◆ **Work to do**
Below is a listing. Gather each line of it that contains "francese".

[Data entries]
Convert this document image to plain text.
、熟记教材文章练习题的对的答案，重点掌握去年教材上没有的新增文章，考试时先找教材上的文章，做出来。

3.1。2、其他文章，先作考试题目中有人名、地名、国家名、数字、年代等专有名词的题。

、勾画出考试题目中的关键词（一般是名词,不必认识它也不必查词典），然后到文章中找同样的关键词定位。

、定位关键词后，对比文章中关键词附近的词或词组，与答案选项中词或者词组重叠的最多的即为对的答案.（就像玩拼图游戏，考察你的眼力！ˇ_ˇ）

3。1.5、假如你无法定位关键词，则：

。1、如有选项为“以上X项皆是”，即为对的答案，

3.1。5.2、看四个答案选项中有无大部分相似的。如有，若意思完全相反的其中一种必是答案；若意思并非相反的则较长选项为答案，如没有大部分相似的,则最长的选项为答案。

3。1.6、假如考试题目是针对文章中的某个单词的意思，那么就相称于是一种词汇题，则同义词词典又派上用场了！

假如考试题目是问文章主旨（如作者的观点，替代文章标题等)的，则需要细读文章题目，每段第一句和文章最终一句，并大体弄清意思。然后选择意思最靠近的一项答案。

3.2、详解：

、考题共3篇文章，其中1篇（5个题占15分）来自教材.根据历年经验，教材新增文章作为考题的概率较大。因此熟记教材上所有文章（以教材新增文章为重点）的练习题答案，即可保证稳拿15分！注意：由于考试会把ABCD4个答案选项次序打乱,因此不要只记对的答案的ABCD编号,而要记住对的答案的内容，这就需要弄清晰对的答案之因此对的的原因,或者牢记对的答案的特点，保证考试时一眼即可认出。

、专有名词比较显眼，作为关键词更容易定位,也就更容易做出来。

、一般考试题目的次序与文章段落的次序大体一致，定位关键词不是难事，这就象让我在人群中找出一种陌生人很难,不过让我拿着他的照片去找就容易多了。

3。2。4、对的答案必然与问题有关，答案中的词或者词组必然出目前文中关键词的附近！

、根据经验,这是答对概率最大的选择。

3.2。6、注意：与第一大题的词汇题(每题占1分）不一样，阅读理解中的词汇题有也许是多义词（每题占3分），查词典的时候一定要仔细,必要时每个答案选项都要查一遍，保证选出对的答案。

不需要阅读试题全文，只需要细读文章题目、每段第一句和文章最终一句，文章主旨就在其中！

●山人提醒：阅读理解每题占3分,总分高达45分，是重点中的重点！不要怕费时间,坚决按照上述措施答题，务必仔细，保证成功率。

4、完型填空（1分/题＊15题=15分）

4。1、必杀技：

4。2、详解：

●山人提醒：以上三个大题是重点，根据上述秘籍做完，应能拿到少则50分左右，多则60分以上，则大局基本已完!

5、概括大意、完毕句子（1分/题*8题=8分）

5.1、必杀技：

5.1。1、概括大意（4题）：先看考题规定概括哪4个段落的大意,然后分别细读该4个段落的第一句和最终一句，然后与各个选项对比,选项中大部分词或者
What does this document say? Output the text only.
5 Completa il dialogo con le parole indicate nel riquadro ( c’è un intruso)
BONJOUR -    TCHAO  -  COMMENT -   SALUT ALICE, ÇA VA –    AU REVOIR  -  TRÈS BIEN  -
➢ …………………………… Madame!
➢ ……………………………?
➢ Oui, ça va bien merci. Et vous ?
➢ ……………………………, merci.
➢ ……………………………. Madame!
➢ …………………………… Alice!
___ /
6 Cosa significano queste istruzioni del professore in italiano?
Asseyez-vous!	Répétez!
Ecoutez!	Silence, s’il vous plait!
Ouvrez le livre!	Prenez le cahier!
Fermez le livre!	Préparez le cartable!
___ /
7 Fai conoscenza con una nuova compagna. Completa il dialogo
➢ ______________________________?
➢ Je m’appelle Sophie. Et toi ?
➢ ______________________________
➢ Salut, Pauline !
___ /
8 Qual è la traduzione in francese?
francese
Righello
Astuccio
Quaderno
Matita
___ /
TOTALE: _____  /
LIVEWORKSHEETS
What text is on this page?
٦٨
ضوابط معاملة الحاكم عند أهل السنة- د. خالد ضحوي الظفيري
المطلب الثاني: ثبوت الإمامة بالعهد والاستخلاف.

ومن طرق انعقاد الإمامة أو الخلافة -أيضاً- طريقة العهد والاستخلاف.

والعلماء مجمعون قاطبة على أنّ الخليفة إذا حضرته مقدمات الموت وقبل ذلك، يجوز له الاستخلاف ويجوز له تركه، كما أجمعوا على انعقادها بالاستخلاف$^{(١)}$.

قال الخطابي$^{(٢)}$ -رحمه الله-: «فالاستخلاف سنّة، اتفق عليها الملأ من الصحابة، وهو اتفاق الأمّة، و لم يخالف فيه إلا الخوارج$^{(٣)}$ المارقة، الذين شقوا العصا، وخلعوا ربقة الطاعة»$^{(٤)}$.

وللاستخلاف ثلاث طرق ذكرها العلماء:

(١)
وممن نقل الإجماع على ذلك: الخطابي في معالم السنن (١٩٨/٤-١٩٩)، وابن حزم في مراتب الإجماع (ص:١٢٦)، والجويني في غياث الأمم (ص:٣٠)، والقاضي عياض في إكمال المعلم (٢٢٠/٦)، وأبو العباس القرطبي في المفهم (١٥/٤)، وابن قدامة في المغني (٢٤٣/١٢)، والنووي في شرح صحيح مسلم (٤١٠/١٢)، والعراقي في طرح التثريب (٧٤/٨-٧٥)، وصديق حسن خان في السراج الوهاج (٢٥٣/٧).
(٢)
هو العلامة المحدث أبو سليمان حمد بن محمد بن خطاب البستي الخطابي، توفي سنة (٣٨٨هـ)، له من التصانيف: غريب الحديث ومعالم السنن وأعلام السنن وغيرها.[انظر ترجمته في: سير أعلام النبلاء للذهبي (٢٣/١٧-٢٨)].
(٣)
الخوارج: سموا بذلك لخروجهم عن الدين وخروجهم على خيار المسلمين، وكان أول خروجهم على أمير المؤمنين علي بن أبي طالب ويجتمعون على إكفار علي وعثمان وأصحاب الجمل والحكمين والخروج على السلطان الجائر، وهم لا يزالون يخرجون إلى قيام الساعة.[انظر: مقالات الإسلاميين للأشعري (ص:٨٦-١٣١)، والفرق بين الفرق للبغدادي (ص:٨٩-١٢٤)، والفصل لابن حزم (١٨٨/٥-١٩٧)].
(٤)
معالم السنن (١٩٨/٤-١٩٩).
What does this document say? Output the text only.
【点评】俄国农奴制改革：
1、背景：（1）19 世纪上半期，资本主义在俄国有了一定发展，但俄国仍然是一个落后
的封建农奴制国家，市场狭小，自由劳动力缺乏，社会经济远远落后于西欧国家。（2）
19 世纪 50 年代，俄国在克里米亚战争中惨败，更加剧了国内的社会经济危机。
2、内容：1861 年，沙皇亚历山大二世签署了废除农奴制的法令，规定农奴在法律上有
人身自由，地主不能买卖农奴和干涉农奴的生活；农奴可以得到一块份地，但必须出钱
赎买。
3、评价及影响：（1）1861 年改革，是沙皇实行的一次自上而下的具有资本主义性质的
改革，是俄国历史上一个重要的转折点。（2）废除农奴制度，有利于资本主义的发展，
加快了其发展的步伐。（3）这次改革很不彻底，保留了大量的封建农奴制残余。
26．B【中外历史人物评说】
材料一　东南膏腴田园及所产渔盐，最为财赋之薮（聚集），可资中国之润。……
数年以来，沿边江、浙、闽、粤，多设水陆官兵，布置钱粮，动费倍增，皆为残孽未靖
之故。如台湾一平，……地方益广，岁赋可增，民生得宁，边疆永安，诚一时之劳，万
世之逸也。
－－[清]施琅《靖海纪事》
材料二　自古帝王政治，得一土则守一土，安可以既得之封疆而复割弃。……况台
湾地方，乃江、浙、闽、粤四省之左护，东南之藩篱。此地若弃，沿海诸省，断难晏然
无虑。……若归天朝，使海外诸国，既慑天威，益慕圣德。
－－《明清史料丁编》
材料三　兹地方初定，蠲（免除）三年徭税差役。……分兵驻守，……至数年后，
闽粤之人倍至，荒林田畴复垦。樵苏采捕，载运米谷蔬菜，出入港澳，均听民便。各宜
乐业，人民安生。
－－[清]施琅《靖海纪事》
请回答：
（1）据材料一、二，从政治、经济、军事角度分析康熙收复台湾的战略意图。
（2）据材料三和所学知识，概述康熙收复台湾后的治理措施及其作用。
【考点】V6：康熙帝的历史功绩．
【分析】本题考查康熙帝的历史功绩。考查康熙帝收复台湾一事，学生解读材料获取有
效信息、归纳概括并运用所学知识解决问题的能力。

◆ **Final answer**
8 Qual è la traduzione in francese?
francese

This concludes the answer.